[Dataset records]
____________________
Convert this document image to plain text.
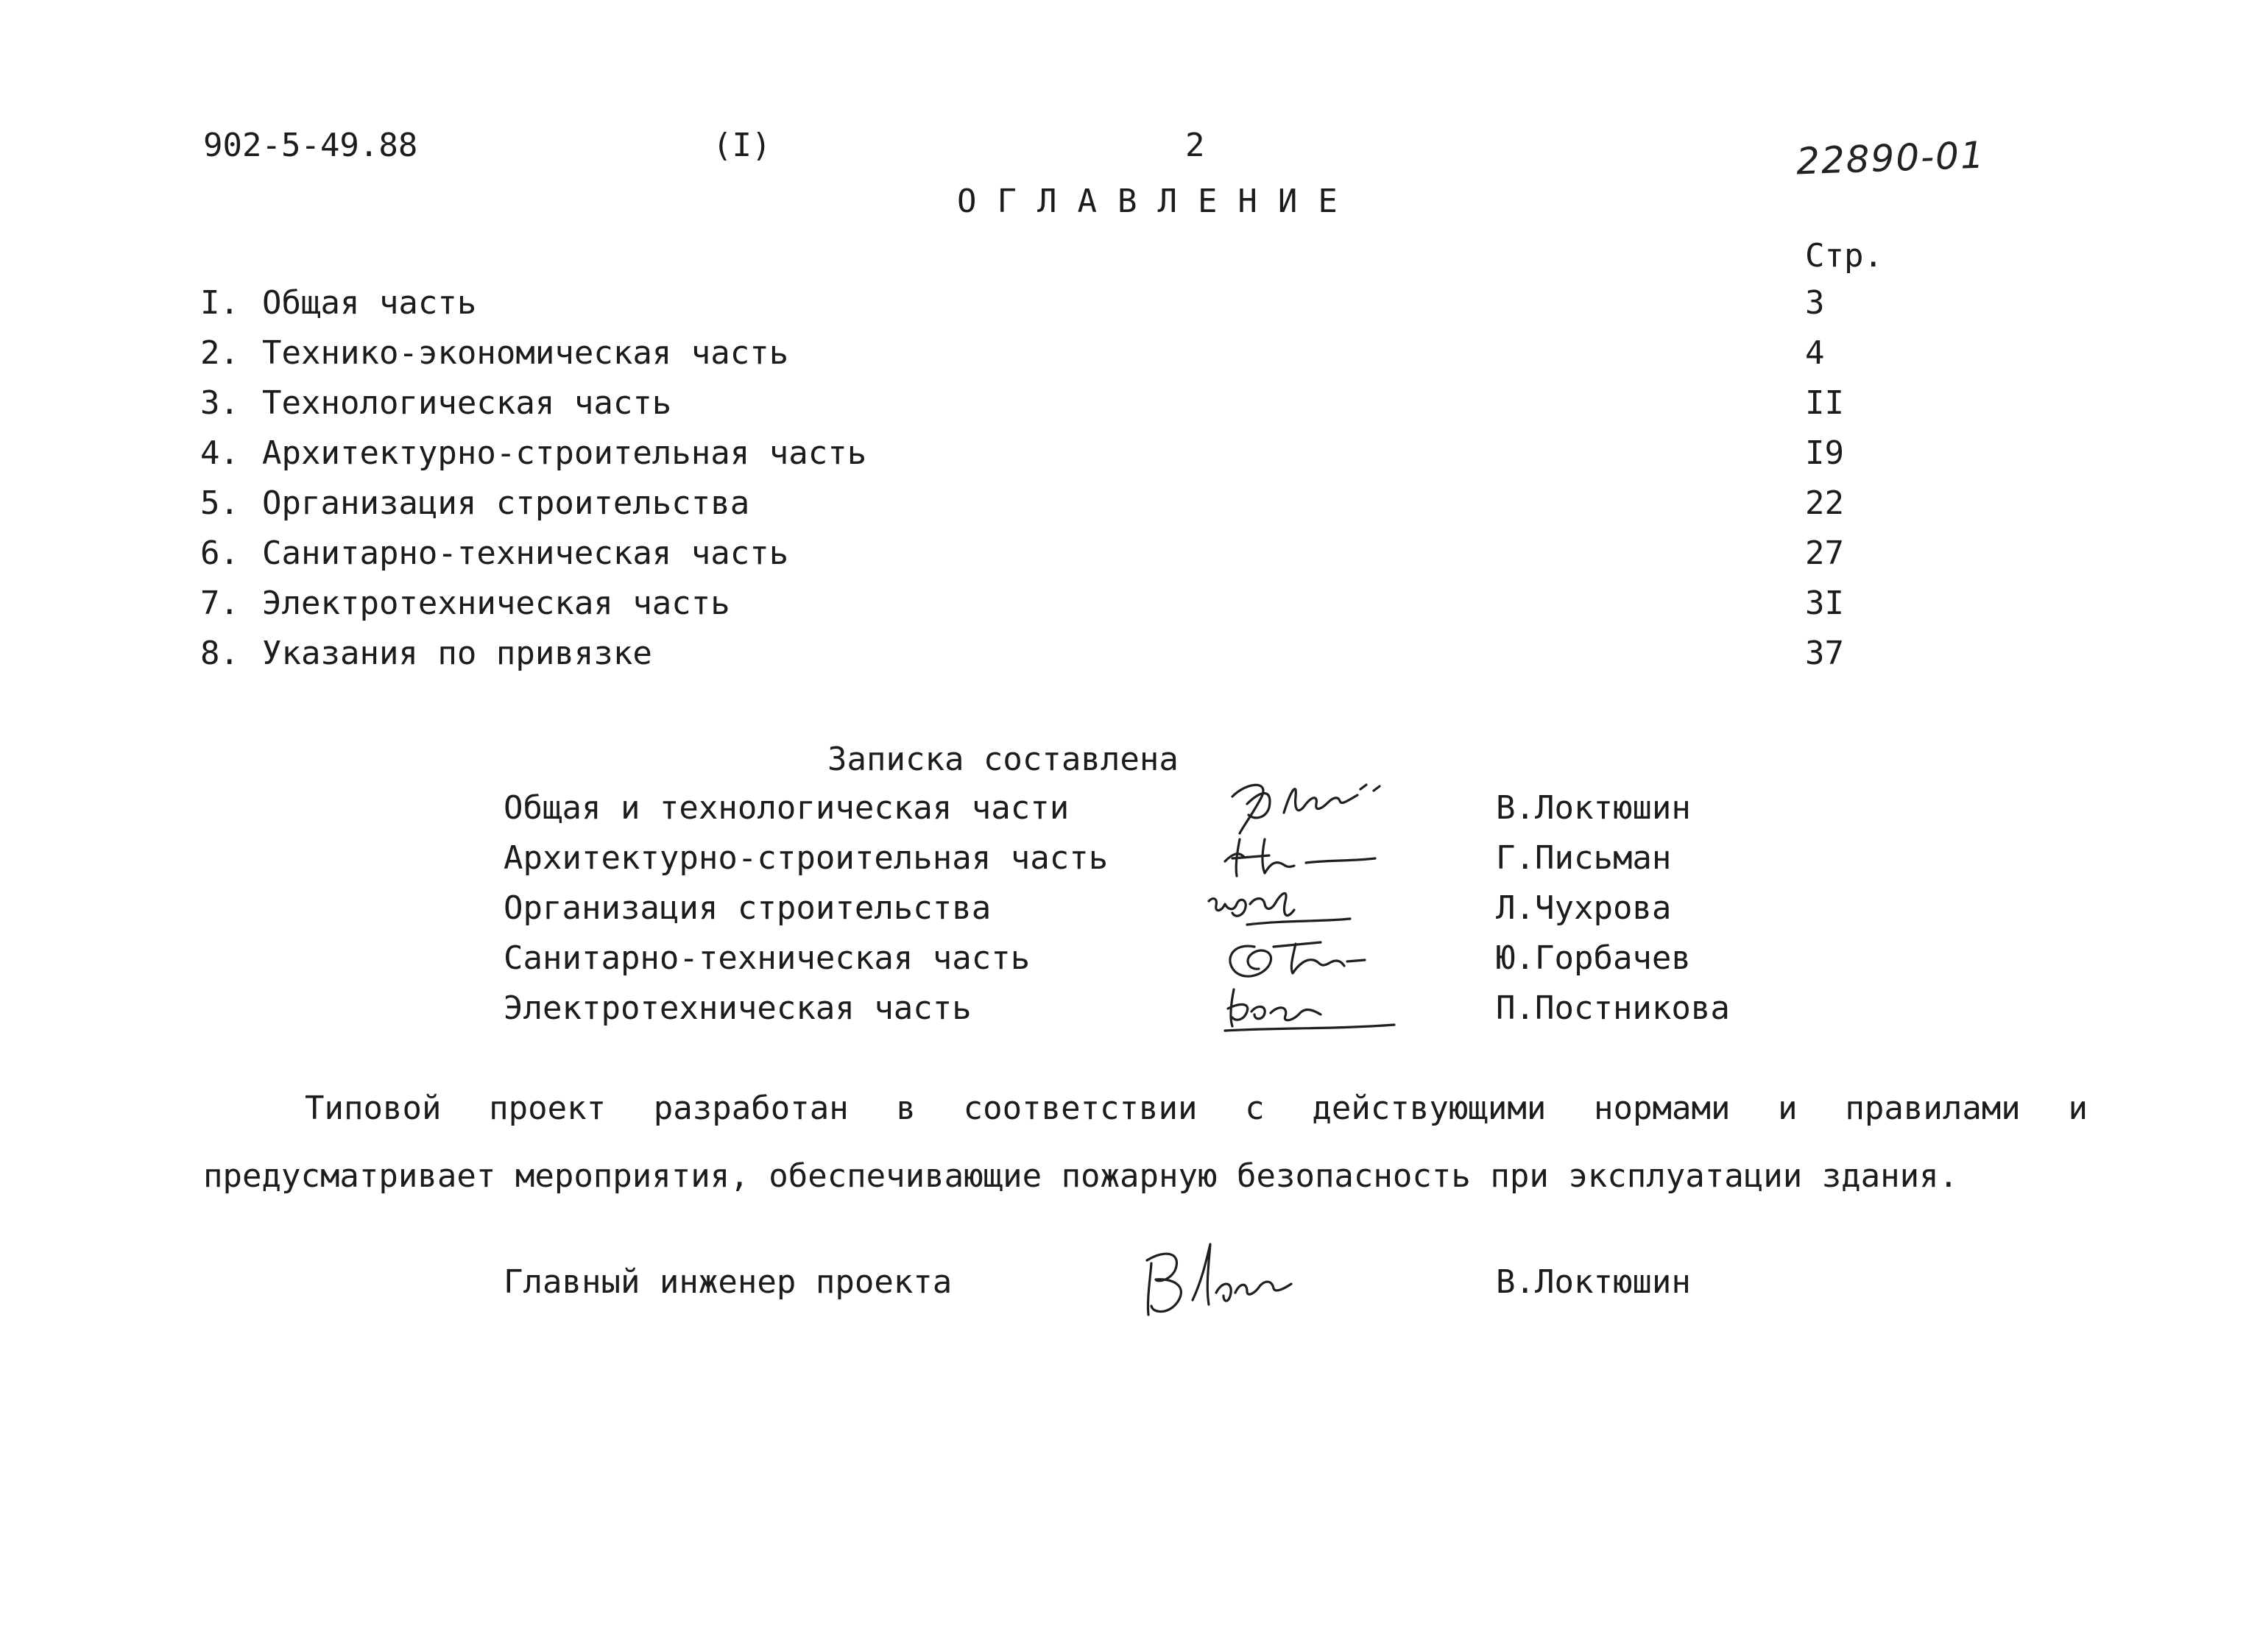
902-5-49.88	(I)	2	22890-01
ОГЛАВЛЕНИЕ
Стр.
I. Общая часть	3
2. Технико-экономическая часть	4
3. Технологическая часть	II
4. Архитектурно-строительная часть	I9
5. Организация строительства	22
6. Санитарно-техническая часть	27
7. Электротехническая часть	3I
8. Указания по привязке	37
Записка составлена
Общая и технологическая части	В.Локтюшин
Архитектурно-строительная часть	Г.Письман
Организация строительства	Л.Чухрова
Санитарно-техническая часть	Ю.Горбачев
Электротехническая часть	П.Постникова
Типовой проект разработан в соответствии с действующими нормами и правилами и предусматривает мероприятия, обеспечивающие пожарную безопасность при эксплуатации здания.
Главный инженер проекта	В.Локтюшин
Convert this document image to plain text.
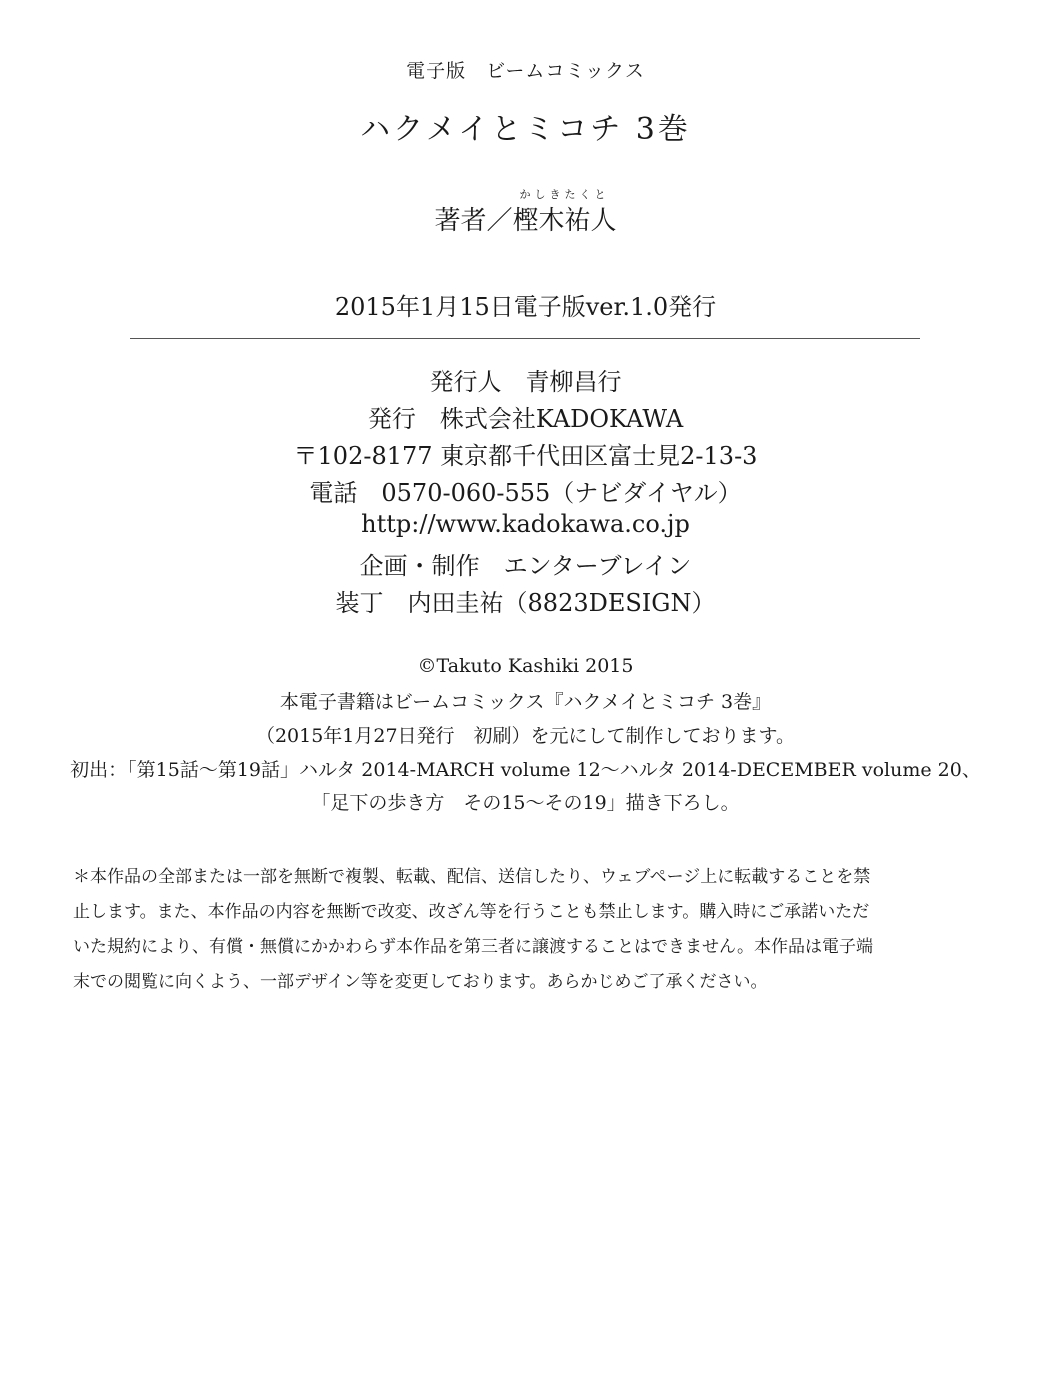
電子版　ビームコミックス
ハクメイとミコチ 3巻
著者／
かしきたくと
樫木祐人
2015年1月15日電子版ver.1.0発行
発行人　青柳昌行
発行　株式会社KADOKAWA
〒102-8177 東京都千代田区富士見2-13-3
電話　0570-060-555（ナビダイヤル）
http://www.kadokawa.co.jp
企画・制作　エンターブレイン
装丁　内田圭祐（8823DESIGN）
©Takuto Kashiki 2015
本電子書籍はビームコミックス『ハクメイとミコチ 3巻』
（2015年1月27日発行　初刷）を元にして制作しております。
初出：「第15話〜第19話」ハルタ 2014-MARCH volume 12〜ハルタ 2014-DECEMBER volume 20、
「足下の歩き方　その15〜その19」描き下ろし。
＊本作品の全部または一部を無断で複製、転載、配信、送信したり、ウェブページ上に転載することを禁
止します。また、本作品の内容を無断で改変、改ざん等を行うことも禁止します。購入時にご承諾いただ
いた規約により、有償・無償にかかわらず本作品を第三者に譲渡することはできません。本作品は電子端
末での閲覧に向くよう、一部デザイン等を変更しております。あらかじめご了承ください。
____________________
**To be done:**
Scan the lines for the string "Санитарно". Pick out every line that has it.

**Exercise output:**
6. Санитарно-техническая часть	27
Санитарно-техническая часть	Ю.Горбачев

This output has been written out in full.